Mongodb Hive Handler - Mongo URI with collection name and replication set not working

390 views
Skip to first unread message

Rohit Garg

unread,
Aug 24, 2015, 4:41:10 PM8/24/15
to mongodb-user

 I am using hive-mongo handler. https://github.com/mongodb/mongo-hadoop/wiki/Hive-Usage

Using a table like following to dump data from hive to mongo

 CREATE EXTERNAL TABLE IF NOT EXISTS t1 (
            col1 string,
            col2 string,

    ) STORED BY "com.mongodb.hadoop.hive.MongoStorageHandler"
    TBLPROPERTIES ( "mongo.uri" = "mongodb://{MONGO_USERNAME}:{MONGO_PASSWORD}@{MONGO_HOST}/{MONGO_DBNAME}.{COL1}");

This works fine. But now, I have multiple servers and replica set. I am not able to create a mongo URI with replica set and table name both in it. Can someone please help :

Here is the new mongo URI I tried which doesn't work :

 TBLPROPERTIES ("mongo.uri" = "mongodb://{MONGO_USERNAME}:{MONGO_PASSWORD}@hostname1,hostname2,hostname3/{MONGO_DBNAME}.{COL1}?replicaSet=test_setName");

Can someone please tell me whats wrong with it or how to fix it?

Luke Lovett

unread,
Aug 25, 2015, 1:13:21 PM8/25/15
to mongodb-user
Hey RG,

Can you describe in more detail what's not working about your "CREATE TABLE" statement? Are there any Exceptions printed to the Hive logs when you issue the statement? What version of the Hadoop connector are you using?

Thanks,
Luke

RG

unread,
Aug 25, 2015, 3:23:17 PM8/25/15
to mongodb-user
Hi Luke,

Thanks for the reply.

Earlier I was using mongo-hadoop-hive-1.3.2.jar,mongo-hadoop-core-1.3.2.jar,mongo-java-driver-3.0.2.jar.

With them , the error was getting was 

Caused by: org.apache.hadoop.hive.ql.metadata.HiveException: org.apache.hadoop.hive.ql.metadata.HiveException: java.lang.IllegalArgumentException: Unable to connect to MongoDB Output Collection.

*Entries supplied:*
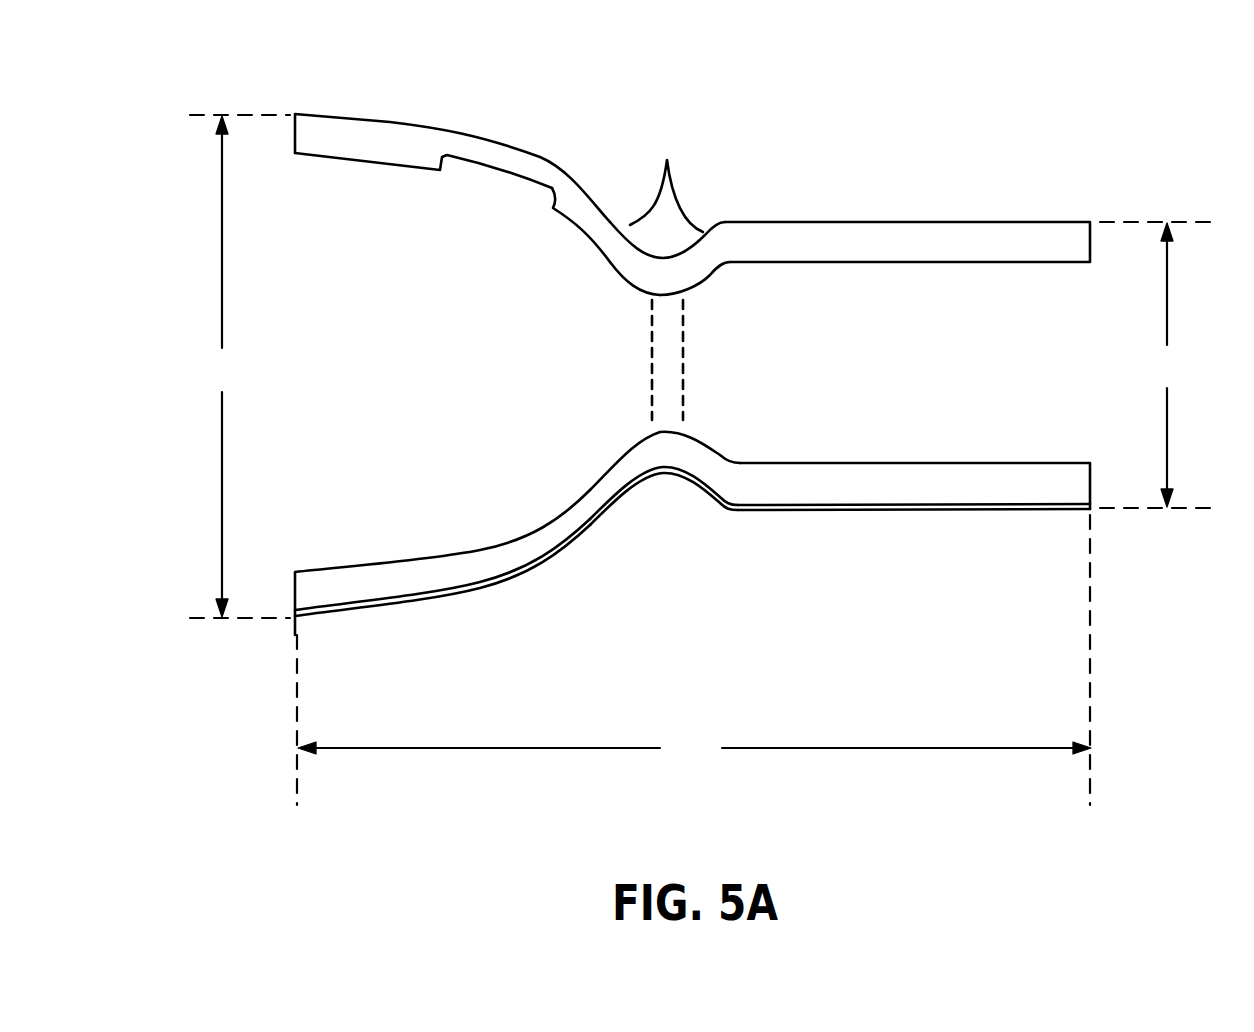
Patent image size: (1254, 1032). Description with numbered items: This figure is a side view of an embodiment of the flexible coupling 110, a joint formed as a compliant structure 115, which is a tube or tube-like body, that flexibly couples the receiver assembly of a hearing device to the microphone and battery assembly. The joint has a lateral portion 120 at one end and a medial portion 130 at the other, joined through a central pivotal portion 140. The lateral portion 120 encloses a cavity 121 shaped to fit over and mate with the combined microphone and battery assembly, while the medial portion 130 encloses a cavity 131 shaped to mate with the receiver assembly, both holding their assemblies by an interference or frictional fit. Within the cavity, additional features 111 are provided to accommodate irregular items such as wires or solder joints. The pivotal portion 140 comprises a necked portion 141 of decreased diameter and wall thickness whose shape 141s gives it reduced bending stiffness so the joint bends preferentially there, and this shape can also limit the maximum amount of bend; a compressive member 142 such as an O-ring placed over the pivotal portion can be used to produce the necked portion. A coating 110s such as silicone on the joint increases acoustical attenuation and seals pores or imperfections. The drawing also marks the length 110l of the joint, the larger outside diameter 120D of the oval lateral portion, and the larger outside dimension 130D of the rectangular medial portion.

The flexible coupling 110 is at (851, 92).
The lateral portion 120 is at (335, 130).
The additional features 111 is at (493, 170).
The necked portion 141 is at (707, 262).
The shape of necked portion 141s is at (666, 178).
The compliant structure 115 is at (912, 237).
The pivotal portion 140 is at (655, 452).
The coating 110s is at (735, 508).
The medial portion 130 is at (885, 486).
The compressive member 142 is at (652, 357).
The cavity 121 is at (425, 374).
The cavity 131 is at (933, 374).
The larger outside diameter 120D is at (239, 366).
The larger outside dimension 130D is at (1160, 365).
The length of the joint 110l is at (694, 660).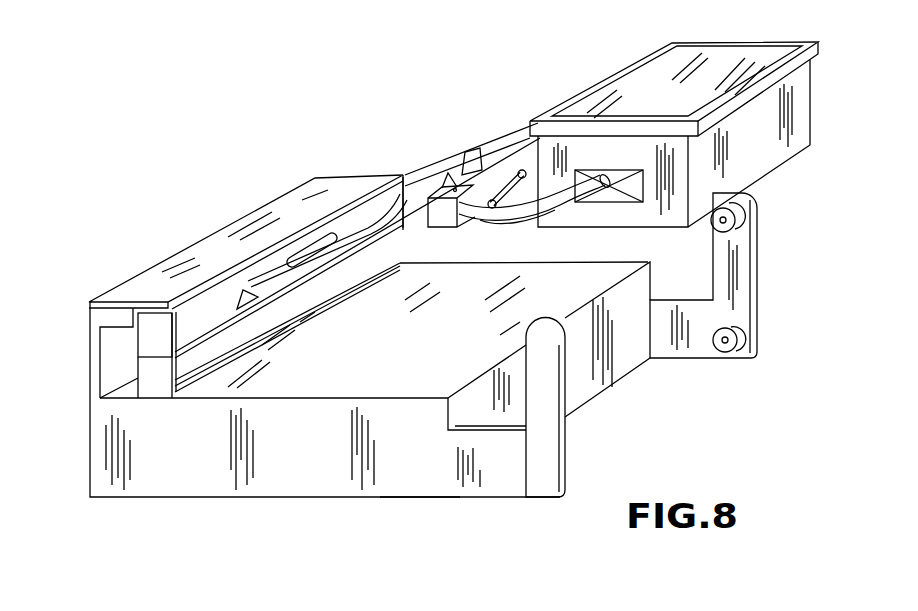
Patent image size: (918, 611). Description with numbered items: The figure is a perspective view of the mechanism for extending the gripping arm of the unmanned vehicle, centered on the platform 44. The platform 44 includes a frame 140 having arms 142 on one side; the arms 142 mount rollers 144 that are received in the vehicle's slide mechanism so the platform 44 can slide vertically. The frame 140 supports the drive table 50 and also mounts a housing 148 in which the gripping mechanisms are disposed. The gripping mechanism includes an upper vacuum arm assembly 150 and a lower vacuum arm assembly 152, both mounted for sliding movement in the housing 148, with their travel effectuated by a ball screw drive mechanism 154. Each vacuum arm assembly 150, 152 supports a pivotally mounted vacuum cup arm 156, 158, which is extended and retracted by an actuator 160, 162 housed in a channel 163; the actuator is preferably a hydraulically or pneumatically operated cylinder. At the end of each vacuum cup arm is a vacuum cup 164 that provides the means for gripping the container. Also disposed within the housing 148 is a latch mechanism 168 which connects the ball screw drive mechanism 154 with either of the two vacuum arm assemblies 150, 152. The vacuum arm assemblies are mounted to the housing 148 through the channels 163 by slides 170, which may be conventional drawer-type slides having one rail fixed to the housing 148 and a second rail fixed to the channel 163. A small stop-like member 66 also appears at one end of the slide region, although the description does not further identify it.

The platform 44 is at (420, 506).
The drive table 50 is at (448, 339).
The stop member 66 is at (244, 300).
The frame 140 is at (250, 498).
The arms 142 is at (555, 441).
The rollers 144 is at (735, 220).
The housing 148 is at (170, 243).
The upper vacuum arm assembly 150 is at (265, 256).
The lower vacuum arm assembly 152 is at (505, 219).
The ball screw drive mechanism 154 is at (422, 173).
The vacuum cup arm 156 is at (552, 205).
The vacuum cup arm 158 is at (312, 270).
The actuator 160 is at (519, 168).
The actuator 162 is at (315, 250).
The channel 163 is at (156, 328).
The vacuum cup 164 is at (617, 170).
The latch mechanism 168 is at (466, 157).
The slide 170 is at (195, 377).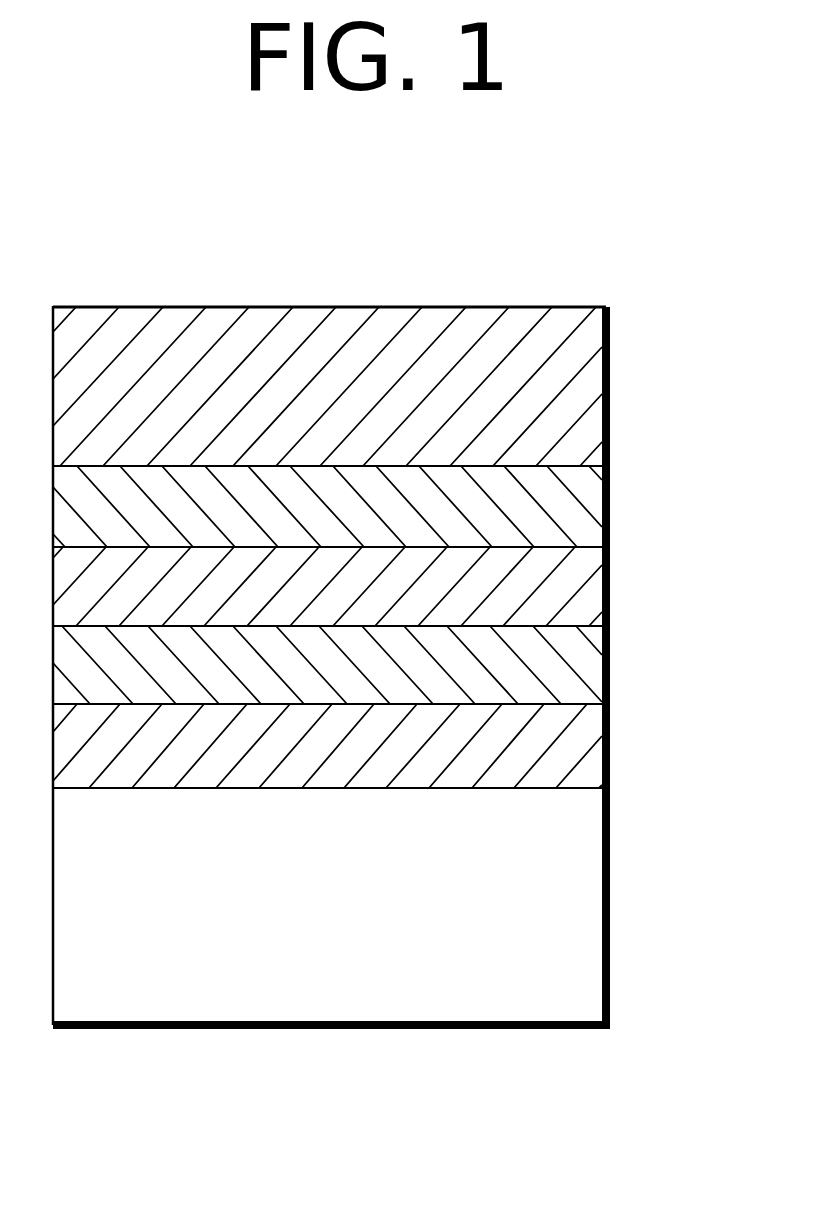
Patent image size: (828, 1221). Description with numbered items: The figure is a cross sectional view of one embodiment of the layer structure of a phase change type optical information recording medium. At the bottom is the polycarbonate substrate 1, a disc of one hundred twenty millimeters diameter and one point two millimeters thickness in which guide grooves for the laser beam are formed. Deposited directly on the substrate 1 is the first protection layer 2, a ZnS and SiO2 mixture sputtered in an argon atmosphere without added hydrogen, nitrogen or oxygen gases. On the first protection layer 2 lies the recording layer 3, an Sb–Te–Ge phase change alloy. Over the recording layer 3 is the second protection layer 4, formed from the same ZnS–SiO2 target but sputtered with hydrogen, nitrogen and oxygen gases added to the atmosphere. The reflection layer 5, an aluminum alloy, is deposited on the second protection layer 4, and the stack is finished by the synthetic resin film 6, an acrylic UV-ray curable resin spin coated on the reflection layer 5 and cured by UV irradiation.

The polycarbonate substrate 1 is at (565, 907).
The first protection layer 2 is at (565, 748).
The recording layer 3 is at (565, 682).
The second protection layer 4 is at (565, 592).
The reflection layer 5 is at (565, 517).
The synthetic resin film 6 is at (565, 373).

*Task requirements:*
1 > Which three jar files did RG say were in use earlier, in the Mongo Hive handler thread?
2 > Please write a continuation of the Mongo Hive handler thread, picking up right after its last line.
The listing is separate material, apart from the Mongo Hive handler thread.

*Responses by task:*
1 > mongo-hadoop-hive-1.3.2.jar, mongo-hadoop-core-1.3.2.jar and mongo-java-driver-3.0.2.jar.

2 >
	at org.apache.hadoop.hive.ql.exec.FileSinkOperator.createBucketFiles(FileSinkOperator.java:473)
	at org.apache.hadoop.hive.ql.exec.FileSinkOperator.processOp(FileSinkOperator.java:568)
	at org.apache.hadoop.hive.ql.exec.Operator.forward(Operator.java:793)
	at org.apache.hadoop.hive.ql.exec.SelectOperator.processOp(SelectOperator.java:87)
	at org.apache.hadoop.hive.ql.exec.Operator.forward(Operator.java:793)
	at org.apache.hadoop.hive.ql.exec.TableScanOperator.processOp(TableScanOperator.java:92)
	at org.apache.hadoop.hive.ql.exec.Operator.forward(Operator.java:793)
	at org.apache.hadoop.hive.ql.exec.MapOperator.process(MapOperator.java:540)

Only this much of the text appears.